-- WRITTEN INSTRUCTION --
Pick out the lines in the listing below that contain the word "JSON" and copy them.

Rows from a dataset
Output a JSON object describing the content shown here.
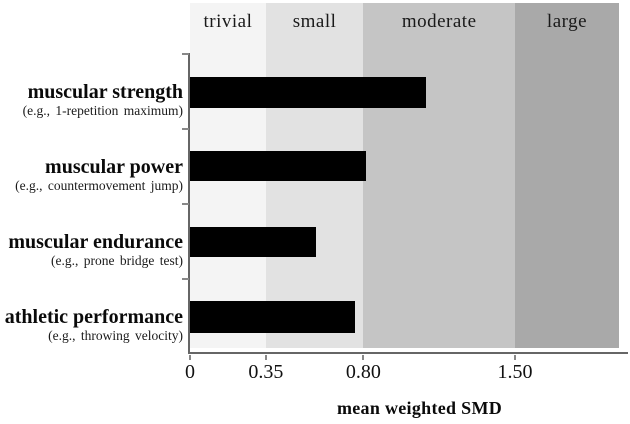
{
  "chart_data": {
    "type": "bar",
    "orientation": "horizontal",
    "title": "",
    "xlabel": "mean weighted SMD",
    "ylabel": "",
    "xlim": [
      0,
      1.98
    ],
    "grid": false,
    "bar_color": "#000000",
    "categories": [
      "muscular strength",
      "muscular power",
      "muscular endurance",
      "athletic performance"
    ],
    "category_examples": [
      "(e.g., 1-repetition maximum)",
      "(e.g., countermovement jump)",
      "(e.g., prone bridge test)",
      "(e.g., throwing velocity)"
    ],
    "values": [
      1.09,
      0.81,
      0.58,
      0.76
    ],
    "x_ticks": [
      0,
      0.35,
      0.8,
      1.5
    ],
    "x_tick_labels": [
      "0",
      "0.35",
      "0.80",
      "1.50"
    ],
    "bands": [
      {
        "label": "trivial",
        "from": 0,
        "to": 0.35,
        "color": "#f4f4f4"
      },
      {
        "label": "small",
        "from": 0.35,
        "to": 0.8,
        "color": "#e2e2e2"
      },
      {
        "label": "moderate",
        "from": 0.8,
        "to": 1.5,
        "color": "#c5c5c5"
      },
      {
        "label": "large",
        "from": 1.5,
        "to": 1.98,
        "color": "#a9a9a9"
      }
    ]
  }
}
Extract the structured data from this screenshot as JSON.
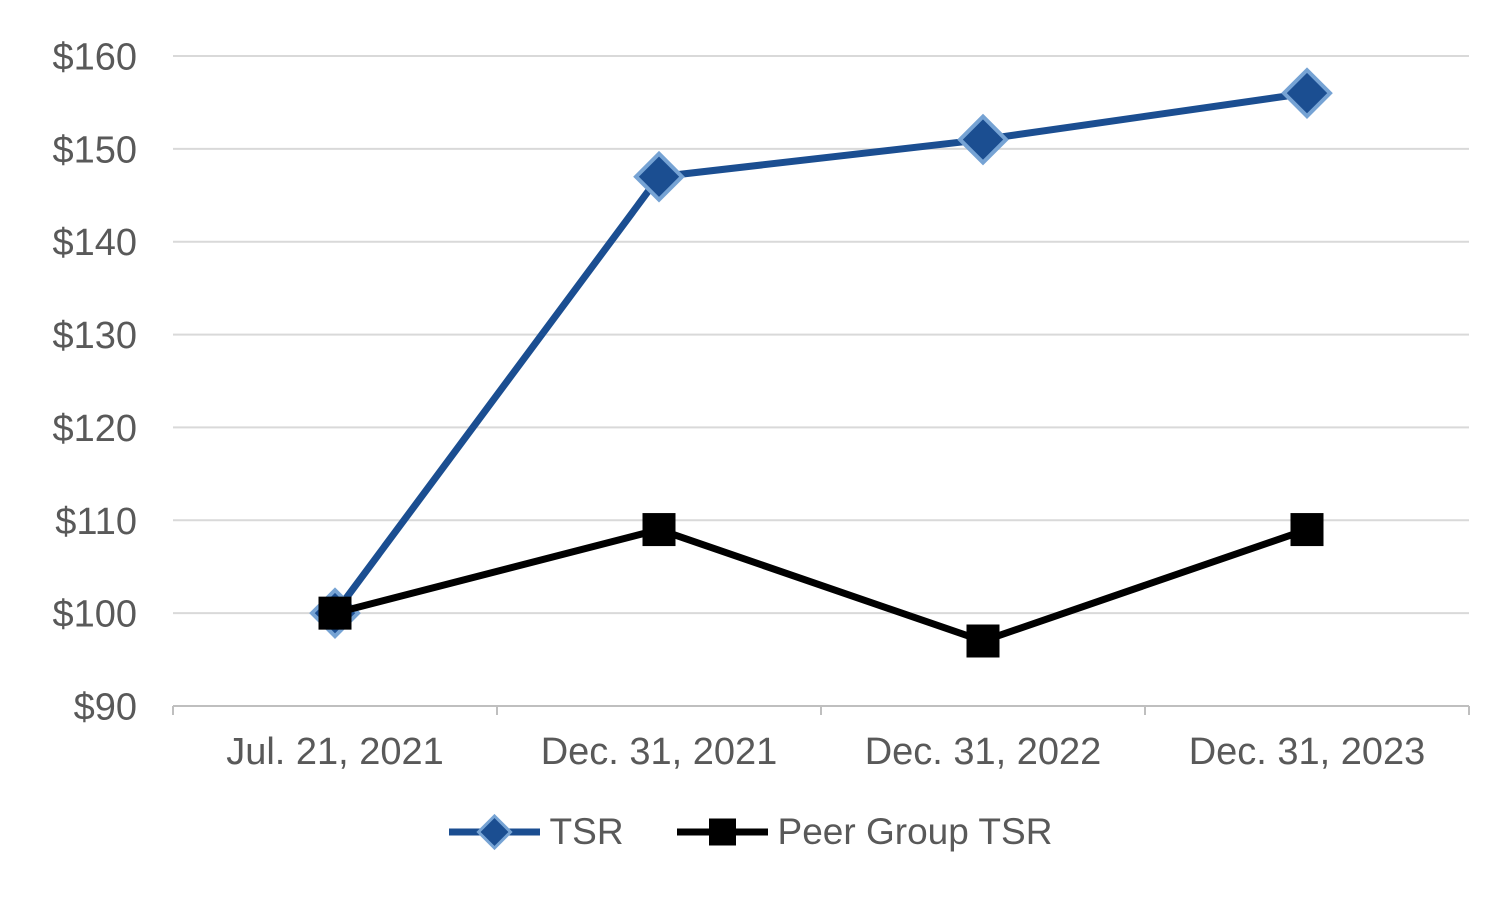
{
  "chart_data": {
    "type": "line",
    "categories": [
      "Jul. 21, 2021",
      "Dec. 31, 2021",
      "Dec. 31, 2022",
      "Dec. 31, 2023"
    ],
    "series": [
      {
        "name": "TSR",
        "values": [
          100,
          147,
          151,
          156
        ],
        "color": "#1B4E91",
        "marker": "diamond",
        "marker_stroke": "#76A3D4"
      },
      {
        "name": "Peer Group TSR",
        "values": [
          100,
          109,
          97,
          109
        ],
        "color": "#000000",
        "marker": "square",
        "marker_stroke": "#000000"
      }
    ],
    "y_axis": {
      "min": 90,
      "max": 160,
      "step": 10,
      "prefix": "$",
      "tick_labels": [
        "$90",
        "$100",
        "$110",
        "$120",
        "$130",
        "$140",
        "$150",
        "$160"
      ]
    },
    "x_axis": {
      "tick_labels": [
        "Jul. 21, 2021",
        "Dec. 31, 2021",
        "Dec. 31, 2022",
        "Dec. 31, 2023"
      ]
    },
    "grid": true,
    "legend_position": "bottom",
    "colors": {
      "gridline": "#D9D9D9",
      "axis_line": "#BFBFBF",
      "axis_text": "#595959",
      "background": "#FFFFFF"
    }
  }
}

-- SOLUTION TO THE EXERCISE --
Output a JSON object describing the content shown here.
Extract the structured data from this screenshot as JSON.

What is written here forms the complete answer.